▶ **Instructions for the task**
Each line that holds the word "termine" is to be identified and copied.

▶ **Excerpted records**
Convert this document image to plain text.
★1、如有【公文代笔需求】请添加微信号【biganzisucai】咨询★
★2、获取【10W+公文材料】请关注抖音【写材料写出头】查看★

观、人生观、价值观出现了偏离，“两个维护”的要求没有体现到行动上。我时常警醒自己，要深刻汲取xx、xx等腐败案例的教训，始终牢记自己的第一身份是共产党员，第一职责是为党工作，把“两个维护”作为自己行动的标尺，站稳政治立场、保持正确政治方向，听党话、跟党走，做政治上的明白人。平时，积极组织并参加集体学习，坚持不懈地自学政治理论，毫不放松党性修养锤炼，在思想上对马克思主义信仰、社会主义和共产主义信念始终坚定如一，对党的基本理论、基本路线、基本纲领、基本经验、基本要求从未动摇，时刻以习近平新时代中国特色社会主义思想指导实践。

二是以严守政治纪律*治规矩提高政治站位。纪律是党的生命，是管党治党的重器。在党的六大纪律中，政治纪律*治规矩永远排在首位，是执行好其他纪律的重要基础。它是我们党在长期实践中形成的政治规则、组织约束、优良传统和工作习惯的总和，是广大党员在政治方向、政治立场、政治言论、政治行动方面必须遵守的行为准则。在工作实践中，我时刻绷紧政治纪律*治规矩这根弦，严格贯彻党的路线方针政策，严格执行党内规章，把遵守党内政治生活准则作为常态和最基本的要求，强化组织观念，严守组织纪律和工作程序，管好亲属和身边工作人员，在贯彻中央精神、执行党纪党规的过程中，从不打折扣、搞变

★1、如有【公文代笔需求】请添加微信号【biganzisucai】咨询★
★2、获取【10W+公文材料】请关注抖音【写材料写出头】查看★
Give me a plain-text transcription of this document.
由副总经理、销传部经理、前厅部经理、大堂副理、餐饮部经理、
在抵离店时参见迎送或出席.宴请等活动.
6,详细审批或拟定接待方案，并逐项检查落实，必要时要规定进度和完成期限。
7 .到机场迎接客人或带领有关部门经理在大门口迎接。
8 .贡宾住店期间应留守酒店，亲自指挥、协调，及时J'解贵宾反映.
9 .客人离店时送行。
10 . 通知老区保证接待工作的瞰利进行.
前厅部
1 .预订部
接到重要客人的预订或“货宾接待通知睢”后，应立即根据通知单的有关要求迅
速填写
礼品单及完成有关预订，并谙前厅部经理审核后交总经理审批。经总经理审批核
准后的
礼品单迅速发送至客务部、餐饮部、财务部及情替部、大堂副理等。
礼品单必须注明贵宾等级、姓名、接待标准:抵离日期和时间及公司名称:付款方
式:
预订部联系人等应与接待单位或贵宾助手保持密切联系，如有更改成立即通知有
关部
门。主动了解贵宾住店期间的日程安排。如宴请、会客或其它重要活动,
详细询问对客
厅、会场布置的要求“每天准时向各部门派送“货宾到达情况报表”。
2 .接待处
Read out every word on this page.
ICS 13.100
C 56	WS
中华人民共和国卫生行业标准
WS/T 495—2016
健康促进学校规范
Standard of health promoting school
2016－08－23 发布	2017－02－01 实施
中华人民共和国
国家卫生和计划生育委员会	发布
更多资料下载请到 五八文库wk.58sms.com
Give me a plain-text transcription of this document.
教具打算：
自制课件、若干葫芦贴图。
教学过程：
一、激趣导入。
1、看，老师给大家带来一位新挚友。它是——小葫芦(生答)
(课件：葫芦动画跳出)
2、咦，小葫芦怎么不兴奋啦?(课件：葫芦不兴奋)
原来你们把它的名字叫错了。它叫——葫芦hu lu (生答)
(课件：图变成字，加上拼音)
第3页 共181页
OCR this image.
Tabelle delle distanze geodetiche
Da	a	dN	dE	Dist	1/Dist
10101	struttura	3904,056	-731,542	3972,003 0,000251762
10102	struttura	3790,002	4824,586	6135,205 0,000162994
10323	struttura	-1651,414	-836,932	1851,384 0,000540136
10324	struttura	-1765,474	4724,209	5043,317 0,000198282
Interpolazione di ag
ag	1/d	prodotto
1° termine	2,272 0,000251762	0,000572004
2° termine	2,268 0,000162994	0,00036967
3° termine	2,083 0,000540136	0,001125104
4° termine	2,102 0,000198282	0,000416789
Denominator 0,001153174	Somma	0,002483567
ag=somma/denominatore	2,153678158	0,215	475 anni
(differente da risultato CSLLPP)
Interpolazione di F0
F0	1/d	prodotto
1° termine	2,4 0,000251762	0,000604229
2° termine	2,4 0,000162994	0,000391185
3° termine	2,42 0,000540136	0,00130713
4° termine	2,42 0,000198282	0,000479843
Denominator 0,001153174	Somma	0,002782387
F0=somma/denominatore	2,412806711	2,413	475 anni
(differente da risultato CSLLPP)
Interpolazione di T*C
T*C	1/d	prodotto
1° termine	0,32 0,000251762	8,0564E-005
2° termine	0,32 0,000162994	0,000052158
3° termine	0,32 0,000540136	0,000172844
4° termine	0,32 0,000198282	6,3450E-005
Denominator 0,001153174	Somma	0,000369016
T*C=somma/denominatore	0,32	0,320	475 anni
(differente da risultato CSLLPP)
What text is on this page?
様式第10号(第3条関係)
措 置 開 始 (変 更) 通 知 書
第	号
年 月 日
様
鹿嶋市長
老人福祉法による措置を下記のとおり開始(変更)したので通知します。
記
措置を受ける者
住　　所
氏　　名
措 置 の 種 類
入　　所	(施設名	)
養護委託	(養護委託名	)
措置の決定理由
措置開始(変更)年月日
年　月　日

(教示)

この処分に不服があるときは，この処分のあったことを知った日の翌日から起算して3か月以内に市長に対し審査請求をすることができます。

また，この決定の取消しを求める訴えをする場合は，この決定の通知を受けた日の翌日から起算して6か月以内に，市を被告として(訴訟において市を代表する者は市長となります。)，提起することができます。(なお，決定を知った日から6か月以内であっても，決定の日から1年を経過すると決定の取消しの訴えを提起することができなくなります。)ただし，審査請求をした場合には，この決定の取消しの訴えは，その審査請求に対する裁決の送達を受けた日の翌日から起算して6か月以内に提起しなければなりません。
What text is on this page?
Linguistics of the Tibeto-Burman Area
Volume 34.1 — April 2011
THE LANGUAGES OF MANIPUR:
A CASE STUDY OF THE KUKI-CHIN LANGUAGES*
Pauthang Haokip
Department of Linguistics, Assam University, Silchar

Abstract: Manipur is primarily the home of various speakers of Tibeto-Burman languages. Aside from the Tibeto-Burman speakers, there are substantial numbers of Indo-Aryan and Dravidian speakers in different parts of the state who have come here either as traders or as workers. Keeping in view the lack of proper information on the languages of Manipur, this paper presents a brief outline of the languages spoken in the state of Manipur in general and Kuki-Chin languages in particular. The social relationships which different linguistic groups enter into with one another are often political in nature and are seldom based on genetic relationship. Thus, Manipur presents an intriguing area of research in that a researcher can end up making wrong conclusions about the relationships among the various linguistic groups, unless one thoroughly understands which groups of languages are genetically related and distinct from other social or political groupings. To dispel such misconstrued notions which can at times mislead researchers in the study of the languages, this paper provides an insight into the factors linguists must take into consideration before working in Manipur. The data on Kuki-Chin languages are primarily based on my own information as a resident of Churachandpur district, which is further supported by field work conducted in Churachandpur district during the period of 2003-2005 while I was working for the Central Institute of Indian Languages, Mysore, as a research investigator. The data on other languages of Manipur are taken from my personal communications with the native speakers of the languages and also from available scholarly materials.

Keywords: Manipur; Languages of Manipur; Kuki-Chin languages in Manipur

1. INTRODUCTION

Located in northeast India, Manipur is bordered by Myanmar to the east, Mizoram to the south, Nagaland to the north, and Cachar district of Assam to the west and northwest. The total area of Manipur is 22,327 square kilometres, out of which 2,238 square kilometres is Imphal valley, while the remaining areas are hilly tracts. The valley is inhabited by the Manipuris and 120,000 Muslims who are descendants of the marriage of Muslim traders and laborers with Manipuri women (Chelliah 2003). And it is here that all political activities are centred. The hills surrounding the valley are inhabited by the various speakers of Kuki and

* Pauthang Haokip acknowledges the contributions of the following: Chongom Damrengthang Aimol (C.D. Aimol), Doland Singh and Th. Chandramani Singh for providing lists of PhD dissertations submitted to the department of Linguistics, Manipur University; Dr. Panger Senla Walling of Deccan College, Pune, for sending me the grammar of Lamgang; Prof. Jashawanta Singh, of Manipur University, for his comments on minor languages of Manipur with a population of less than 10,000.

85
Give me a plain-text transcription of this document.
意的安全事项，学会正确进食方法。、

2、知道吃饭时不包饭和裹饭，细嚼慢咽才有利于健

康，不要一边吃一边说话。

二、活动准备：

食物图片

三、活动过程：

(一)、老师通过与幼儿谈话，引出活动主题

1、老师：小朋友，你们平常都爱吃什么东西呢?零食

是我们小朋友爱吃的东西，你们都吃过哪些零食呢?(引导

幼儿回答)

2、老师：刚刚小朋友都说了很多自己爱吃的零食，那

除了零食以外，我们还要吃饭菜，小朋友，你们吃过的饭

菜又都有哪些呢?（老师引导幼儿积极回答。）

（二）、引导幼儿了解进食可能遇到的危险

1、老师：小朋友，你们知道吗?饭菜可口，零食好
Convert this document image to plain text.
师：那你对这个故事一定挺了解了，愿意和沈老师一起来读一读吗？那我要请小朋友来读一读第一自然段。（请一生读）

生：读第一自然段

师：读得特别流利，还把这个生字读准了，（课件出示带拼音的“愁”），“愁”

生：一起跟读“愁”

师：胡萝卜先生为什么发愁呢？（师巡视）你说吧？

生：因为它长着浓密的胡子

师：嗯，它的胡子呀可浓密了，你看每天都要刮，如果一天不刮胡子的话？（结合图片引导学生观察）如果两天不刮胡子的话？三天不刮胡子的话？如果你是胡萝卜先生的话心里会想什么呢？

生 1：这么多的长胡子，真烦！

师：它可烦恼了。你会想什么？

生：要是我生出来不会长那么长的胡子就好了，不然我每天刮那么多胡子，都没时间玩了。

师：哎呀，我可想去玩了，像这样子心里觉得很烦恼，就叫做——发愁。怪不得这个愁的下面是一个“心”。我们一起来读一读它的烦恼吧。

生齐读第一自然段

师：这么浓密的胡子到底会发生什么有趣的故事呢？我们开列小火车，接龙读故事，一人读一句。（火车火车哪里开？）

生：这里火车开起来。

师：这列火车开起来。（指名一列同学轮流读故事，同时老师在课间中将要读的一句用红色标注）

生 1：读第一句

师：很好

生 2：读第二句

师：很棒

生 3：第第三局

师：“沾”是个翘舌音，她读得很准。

▶ **Answer to this problem**
1° termine	2,272 0,000251762	0,000572004
2° termine	2,268 0,000162994	0,00036967
3° termine	2,083 0,000540136	0,001125104
4° termine	2,102 0,000198282	0,000416789
1° termine	2,4 0,000251762	0,000604229
2° termine	2,4 0,000162994	0,000391185
3° termine	2,42 0,000540136	0,00130713
4° termine	2,42 0,000198282	0,000479843
1° termine	0,32 0,000251762	8,0564E-005
2° termine	0,32 0,000162994	0,000052158
3° termine	0,32 0,000540136	0,000172844
4° termine	0,32 0,000198282	6,3450E-005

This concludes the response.